Select every line containing the word "posiadanego" from the material, and copy those lines.

(Stored records)
<<<<

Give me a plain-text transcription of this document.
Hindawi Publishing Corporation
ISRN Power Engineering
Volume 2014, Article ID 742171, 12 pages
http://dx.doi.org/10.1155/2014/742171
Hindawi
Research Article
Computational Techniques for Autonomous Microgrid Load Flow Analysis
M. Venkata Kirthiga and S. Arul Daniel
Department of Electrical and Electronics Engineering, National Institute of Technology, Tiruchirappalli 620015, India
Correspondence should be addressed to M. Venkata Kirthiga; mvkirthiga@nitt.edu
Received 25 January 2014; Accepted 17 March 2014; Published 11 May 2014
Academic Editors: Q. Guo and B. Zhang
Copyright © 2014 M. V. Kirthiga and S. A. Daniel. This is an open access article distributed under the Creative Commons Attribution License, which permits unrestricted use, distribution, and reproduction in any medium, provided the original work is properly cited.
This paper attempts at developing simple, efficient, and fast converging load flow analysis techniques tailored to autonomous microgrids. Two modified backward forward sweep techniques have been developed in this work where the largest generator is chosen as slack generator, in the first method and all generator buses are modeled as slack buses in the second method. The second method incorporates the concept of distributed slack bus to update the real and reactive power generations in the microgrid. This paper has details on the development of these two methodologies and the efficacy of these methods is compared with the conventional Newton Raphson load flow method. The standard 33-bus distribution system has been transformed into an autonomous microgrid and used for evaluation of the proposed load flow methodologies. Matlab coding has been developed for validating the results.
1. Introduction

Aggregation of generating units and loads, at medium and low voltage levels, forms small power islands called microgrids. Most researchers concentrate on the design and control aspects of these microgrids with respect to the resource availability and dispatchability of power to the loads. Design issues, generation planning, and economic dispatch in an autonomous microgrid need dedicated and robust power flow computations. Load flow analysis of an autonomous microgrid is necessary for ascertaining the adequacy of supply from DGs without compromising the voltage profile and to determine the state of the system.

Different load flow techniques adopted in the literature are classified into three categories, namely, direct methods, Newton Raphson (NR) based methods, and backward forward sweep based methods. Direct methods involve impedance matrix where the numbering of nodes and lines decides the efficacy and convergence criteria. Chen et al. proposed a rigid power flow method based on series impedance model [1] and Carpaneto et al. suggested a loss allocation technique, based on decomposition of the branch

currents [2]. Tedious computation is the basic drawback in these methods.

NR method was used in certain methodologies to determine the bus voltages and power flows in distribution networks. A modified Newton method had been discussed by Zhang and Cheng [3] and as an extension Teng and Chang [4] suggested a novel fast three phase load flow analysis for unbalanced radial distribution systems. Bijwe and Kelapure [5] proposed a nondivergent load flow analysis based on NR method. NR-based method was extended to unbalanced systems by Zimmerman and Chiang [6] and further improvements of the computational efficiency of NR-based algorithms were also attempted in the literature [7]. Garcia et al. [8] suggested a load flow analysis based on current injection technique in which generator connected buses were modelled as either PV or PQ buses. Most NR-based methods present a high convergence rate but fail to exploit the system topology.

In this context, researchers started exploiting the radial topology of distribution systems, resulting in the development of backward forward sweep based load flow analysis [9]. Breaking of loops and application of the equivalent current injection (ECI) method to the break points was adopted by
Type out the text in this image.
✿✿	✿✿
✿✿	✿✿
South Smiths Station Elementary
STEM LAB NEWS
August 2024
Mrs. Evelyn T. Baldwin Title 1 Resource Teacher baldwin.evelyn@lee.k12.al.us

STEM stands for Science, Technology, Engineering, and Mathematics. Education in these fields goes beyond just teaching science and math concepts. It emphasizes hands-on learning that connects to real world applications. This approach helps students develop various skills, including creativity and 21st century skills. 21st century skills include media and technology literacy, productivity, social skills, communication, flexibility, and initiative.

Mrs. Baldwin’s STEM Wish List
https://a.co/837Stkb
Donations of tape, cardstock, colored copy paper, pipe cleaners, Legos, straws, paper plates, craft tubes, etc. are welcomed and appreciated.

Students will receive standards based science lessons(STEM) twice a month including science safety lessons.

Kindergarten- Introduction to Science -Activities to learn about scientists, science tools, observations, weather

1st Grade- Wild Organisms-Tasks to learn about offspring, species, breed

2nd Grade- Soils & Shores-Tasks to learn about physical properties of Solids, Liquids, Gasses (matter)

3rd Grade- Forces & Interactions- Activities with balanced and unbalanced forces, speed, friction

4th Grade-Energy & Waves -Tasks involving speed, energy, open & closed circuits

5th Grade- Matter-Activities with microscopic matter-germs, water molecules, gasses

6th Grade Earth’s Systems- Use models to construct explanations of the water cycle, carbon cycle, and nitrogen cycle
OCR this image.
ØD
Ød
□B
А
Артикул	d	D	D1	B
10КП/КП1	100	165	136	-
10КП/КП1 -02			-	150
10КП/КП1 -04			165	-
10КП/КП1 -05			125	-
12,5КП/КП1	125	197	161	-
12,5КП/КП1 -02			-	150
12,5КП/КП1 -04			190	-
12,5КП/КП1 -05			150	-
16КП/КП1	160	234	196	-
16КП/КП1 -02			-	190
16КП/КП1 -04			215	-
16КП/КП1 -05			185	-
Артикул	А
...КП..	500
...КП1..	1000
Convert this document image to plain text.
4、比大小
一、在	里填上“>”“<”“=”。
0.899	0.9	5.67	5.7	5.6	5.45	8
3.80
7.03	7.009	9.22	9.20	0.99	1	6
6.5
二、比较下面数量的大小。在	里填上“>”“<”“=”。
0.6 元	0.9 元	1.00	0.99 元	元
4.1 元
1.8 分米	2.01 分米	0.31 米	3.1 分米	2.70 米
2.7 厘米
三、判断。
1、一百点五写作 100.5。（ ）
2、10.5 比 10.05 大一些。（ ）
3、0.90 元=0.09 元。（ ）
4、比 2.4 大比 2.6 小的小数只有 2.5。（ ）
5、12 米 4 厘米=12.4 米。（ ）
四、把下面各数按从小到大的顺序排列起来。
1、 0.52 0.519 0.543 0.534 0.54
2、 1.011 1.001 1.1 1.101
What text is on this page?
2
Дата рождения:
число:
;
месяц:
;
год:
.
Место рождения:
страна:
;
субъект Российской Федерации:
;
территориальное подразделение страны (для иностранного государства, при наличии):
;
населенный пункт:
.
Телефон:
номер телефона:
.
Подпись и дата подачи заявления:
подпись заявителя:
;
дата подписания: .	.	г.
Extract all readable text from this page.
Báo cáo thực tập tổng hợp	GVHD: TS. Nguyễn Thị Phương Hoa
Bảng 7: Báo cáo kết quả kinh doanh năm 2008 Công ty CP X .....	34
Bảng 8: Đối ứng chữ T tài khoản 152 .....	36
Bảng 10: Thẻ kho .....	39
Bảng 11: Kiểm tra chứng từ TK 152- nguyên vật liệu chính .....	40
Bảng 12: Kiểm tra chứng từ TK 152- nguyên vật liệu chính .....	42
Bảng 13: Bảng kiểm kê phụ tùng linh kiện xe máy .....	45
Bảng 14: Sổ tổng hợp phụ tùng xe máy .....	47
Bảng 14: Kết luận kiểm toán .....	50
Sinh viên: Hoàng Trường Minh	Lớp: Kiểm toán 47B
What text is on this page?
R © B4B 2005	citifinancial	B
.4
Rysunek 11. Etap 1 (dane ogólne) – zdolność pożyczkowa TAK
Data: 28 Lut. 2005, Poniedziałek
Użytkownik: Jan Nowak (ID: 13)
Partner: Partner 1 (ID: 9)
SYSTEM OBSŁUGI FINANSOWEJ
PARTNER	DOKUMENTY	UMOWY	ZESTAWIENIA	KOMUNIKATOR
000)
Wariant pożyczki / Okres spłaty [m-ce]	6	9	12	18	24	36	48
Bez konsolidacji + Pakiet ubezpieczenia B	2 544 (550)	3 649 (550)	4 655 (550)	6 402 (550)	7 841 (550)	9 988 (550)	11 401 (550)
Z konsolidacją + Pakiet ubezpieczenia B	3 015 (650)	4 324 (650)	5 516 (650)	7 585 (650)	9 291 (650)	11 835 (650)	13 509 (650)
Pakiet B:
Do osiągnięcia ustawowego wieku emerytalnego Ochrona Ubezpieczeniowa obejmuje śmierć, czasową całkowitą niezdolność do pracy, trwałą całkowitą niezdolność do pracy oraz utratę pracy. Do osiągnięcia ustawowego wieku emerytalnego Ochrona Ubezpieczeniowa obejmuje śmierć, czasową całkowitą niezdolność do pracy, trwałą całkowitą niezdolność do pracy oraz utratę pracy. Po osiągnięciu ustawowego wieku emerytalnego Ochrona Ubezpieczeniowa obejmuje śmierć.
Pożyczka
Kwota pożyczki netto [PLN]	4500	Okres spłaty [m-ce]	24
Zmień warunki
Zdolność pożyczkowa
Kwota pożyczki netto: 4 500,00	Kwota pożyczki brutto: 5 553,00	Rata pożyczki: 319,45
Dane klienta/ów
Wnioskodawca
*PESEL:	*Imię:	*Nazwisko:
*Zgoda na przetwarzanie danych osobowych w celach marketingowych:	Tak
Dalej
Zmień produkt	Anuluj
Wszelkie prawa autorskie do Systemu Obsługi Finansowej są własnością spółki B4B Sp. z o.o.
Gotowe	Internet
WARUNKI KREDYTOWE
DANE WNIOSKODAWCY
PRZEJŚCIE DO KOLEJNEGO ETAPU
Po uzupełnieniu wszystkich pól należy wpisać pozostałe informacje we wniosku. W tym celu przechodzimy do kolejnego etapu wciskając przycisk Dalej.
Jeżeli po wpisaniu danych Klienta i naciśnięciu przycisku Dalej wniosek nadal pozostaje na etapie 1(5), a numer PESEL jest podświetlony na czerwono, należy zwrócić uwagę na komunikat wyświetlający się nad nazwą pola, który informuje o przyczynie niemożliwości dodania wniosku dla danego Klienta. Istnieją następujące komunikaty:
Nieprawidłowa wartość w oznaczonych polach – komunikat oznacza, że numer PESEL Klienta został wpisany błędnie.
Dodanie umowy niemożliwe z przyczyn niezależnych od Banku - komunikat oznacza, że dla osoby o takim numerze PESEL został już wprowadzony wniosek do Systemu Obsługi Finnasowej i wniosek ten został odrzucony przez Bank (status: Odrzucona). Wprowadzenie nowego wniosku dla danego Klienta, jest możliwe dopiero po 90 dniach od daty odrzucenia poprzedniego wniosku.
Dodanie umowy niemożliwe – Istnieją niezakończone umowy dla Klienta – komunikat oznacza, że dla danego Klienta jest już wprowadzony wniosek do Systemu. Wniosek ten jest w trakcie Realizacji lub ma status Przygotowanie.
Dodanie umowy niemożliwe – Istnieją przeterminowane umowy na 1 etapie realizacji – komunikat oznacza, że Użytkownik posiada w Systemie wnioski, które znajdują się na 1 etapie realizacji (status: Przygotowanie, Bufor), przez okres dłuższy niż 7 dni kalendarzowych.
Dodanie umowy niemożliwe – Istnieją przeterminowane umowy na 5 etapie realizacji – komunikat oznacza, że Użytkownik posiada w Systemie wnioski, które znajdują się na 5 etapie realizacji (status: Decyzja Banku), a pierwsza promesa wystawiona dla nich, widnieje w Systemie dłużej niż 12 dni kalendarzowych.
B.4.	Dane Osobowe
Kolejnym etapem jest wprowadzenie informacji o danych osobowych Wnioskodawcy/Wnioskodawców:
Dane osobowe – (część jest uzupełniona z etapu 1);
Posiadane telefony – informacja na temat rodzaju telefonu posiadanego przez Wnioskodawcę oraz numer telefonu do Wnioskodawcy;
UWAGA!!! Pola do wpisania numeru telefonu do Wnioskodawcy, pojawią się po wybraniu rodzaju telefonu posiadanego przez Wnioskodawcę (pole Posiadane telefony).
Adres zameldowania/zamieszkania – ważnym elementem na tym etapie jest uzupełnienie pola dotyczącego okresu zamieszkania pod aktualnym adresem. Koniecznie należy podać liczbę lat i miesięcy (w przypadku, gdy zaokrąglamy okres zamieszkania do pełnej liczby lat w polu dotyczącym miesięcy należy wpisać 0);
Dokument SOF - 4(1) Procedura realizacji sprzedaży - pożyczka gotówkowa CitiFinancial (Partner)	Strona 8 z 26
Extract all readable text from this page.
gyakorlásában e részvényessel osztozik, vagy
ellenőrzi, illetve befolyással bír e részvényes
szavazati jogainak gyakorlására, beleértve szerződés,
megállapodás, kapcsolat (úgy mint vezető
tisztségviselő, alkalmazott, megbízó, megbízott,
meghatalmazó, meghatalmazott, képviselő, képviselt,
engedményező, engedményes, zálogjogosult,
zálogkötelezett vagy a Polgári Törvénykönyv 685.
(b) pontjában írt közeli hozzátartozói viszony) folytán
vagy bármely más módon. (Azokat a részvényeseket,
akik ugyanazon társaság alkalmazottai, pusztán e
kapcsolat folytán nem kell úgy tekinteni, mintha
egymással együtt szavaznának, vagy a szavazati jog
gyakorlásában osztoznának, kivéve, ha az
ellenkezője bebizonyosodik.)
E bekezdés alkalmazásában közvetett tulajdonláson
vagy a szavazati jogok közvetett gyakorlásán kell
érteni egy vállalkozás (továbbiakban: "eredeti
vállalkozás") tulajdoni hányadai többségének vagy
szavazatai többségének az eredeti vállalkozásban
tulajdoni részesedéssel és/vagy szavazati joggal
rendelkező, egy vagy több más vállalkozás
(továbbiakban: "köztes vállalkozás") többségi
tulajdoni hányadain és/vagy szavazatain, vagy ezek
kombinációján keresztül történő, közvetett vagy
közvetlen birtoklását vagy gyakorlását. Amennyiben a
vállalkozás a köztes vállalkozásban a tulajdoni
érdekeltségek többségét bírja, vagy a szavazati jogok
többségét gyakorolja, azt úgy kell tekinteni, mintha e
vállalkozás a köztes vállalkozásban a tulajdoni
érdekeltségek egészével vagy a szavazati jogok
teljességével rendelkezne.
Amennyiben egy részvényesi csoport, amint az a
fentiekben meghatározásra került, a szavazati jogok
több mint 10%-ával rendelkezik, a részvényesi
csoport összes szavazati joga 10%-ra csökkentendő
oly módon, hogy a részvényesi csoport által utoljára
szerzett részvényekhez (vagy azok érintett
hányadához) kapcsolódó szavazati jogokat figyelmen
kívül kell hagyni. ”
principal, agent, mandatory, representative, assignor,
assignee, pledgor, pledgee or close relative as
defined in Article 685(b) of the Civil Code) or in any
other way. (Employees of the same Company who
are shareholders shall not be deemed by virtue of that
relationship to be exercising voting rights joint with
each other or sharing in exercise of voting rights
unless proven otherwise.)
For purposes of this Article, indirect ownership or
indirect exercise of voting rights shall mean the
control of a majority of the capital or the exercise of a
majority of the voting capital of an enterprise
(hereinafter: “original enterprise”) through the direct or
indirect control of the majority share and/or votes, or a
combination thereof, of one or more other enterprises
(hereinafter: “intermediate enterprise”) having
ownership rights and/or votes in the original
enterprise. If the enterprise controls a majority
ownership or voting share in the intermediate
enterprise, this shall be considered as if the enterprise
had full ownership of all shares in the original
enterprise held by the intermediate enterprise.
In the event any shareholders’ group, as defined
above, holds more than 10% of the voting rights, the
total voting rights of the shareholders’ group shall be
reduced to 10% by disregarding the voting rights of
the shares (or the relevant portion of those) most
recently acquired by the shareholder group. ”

>>>>

Reply to the exercise.
Posiadane telefony – informacja na temat rodzaju telefonu posiadanego przez Wnioskodawcę oraz numer telefonu do Wnioskodawcy;
UWAGA!!! Pola do wpisania numeru telefonu do Wnioskodawcy, pojawią się po wybraniu rodzaju telefonu posiadanego przez Wnioskodawcę (pole Posiadane telefony).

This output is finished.